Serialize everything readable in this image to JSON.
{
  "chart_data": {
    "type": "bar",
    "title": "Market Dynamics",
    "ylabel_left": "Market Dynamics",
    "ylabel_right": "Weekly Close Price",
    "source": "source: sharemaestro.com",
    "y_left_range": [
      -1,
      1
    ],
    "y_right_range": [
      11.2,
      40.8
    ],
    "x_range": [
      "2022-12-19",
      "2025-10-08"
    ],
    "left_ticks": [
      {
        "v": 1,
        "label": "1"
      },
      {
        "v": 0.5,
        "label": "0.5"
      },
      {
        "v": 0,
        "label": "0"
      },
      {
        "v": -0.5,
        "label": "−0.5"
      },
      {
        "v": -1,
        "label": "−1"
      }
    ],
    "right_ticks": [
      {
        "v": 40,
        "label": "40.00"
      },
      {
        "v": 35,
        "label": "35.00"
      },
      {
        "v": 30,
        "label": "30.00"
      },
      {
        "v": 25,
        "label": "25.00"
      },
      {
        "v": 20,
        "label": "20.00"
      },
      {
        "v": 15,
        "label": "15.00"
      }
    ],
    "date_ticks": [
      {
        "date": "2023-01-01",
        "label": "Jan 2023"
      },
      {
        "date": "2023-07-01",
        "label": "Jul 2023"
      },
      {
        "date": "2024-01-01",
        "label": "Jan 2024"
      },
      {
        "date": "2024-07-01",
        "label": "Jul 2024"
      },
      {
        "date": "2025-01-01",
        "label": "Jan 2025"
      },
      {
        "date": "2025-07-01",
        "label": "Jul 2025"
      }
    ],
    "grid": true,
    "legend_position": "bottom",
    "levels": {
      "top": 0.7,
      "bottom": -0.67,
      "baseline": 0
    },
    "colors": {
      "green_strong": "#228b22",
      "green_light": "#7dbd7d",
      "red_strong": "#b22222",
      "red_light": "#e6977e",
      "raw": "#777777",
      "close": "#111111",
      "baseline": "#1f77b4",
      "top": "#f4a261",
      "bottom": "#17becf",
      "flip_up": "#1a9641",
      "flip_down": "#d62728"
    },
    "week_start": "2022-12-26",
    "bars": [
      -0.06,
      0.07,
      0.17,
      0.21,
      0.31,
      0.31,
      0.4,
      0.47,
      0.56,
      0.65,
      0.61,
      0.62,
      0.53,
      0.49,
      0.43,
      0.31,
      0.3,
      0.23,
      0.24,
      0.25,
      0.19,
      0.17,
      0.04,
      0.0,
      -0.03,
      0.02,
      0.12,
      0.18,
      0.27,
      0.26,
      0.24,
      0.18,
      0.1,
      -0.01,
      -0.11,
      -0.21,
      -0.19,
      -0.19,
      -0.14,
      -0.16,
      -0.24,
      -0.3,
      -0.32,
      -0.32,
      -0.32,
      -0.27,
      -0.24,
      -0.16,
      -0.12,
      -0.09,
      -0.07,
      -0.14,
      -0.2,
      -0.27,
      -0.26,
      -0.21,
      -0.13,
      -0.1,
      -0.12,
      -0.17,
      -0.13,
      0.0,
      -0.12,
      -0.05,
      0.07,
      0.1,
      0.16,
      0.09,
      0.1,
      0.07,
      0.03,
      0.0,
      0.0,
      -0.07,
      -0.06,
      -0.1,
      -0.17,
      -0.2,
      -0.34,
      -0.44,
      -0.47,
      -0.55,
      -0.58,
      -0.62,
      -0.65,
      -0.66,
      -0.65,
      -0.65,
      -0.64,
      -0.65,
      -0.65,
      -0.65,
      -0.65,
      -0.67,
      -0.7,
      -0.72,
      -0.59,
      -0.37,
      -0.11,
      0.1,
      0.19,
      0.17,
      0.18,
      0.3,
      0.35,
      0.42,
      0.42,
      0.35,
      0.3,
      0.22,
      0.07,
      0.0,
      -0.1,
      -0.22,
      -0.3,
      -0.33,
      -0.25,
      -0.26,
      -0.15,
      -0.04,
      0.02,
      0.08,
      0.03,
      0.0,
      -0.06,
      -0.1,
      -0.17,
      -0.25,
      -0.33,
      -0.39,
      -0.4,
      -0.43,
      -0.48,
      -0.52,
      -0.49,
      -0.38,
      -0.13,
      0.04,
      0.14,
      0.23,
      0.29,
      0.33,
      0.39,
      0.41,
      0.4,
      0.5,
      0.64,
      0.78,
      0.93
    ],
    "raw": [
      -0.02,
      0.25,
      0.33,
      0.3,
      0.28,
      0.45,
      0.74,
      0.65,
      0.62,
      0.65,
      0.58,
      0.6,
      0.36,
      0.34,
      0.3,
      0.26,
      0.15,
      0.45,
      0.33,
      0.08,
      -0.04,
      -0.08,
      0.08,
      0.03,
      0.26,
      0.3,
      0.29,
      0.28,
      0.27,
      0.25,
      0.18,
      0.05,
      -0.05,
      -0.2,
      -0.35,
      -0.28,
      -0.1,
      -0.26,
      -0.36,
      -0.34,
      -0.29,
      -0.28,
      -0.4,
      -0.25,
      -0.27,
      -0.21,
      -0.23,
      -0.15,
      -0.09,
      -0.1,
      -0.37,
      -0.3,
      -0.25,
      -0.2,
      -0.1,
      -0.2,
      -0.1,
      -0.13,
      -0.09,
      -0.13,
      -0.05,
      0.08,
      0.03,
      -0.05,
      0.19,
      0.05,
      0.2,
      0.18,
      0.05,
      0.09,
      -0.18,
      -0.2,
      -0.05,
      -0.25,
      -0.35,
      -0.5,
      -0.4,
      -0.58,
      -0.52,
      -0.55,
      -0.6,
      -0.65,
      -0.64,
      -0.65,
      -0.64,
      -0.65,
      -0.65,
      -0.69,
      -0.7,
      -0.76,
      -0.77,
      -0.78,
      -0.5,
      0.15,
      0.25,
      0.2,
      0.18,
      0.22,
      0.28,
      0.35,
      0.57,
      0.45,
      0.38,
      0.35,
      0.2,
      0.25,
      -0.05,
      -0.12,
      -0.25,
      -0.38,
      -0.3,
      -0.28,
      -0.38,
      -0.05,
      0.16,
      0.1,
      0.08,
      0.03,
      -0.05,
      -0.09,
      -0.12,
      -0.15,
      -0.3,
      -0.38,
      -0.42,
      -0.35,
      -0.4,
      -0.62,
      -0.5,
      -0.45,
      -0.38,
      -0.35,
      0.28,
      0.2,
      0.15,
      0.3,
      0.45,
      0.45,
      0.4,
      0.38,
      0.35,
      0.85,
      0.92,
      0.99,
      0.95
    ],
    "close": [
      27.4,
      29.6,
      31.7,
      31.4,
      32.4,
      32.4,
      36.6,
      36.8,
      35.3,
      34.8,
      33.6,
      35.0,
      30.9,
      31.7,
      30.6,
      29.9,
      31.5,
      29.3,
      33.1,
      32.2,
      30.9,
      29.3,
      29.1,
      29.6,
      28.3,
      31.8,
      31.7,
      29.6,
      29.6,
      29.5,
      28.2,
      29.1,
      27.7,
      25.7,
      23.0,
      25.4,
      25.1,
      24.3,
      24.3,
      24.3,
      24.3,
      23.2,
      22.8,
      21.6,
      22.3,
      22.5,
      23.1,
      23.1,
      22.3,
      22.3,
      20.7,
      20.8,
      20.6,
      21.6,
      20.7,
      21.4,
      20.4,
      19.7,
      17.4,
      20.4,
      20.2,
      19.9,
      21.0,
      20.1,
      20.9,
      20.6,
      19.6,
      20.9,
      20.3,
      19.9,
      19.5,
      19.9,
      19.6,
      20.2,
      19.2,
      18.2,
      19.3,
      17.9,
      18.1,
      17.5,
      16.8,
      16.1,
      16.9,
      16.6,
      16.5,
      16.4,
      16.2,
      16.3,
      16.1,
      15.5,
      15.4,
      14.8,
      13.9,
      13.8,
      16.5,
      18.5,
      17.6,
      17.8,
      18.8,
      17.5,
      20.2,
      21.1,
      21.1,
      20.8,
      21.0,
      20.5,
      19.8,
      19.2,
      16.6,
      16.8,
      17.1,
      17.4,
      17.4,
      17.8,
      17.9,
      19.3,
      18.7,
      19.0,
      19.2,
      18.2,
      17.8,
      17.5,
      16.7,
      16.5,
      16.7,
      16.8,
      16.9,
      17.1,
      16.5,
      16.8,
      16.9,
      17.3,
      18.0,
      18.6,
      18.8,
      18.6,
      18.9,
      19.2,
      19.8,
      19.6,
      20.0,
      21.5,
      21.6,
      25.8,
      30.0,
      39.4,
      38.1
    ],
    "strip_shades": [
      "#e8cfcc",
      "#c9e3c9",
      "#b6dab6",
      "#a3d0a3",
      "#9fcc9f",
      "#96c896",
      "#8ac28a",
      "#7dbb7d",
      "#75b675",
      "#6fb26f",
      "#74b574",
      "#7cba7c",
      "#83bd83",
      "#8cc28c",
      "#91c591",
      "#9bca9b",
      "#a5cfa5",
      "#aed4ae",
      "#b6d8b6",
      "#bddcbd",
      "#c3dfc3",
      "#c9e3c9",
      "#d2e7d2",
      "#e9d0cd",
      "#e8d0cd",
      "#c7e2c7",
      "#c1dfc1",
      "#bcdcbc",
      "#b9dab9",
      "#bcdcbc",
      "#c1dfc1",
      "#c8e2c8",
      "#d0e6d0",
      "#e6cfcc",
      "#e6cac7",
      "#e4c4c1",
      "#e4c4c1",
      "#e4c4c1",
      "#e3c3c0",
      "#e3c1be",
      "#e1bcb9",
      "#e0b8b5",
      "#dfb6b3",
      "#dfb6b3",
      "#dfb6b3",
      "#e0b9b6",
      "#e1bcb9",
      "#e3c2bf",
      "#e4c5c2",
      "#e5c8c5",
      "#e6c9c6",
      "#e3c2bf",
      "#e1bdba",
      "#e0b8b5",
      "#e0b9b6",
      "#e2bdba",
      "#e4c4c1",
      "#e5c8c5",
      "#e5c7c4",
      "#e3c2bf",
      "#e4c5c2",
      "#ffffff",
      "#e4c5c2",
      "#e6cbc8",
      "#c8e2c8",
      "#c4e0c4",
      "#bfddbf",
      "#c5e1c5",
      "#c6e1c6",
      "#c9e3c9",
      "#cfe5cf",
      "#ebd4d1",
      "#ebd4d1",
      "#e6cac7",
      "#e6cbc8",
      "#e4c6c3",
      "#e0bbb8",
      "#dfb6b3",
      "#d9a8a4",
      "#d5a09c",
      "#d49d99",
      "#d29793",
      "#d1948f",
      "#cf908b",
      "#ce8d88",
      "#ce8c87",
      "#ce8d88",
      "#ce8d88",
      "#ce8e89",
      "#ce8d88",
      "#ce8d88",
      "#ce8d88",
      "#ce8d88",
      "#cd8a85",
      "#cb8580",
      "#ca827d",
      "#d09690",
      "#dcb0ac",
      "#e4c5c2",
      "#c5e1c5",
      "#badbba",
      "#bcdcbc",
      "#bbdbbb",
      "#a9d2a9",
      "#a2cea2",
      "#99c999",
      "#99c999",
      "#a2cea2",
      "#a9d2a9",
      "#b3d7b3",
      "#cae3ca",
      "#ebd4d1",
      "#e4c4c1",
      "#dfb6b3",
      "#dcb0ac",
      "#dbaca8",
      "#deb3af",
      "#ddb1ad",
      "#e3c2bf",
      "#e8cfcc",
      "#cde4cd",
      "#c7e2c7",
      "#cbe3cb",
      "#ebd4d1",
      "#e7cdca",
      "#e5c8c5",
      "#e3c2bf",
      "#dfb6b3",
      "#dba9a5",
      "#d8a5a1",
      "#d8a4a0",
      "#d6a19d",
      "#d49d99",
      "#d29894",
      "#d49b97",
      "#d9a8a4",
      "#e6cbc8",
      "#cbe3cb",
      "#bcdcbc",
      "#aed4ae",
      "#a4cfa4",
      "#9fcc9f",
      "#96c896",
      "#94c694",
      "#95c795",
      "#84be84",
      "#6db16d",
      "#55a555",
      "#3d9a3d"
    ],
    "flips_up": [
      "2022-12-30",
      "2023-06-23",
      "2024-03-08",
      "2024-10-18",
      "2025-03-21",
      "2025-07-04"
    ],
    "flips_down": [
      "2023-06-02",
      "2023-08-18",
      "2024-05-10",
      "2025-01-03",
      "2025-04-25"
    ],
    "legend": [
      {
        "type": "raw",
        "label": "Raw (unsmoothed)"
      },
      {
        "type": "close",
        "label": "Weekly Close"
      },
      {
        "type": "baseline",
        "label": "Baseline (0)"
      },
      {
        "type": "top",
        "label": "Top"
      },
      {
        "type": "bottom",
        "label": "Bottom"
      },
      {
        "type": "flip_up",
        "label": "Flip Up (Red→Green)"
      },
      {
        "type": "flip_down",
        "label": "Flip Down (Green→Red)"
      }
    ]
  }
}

* Goal: Find the lines that include the string "Weekly", then copy each of them.

* Solution for this task:
    "ylabel_right": "Weekly Close Price",
        "label": "Weekly Close"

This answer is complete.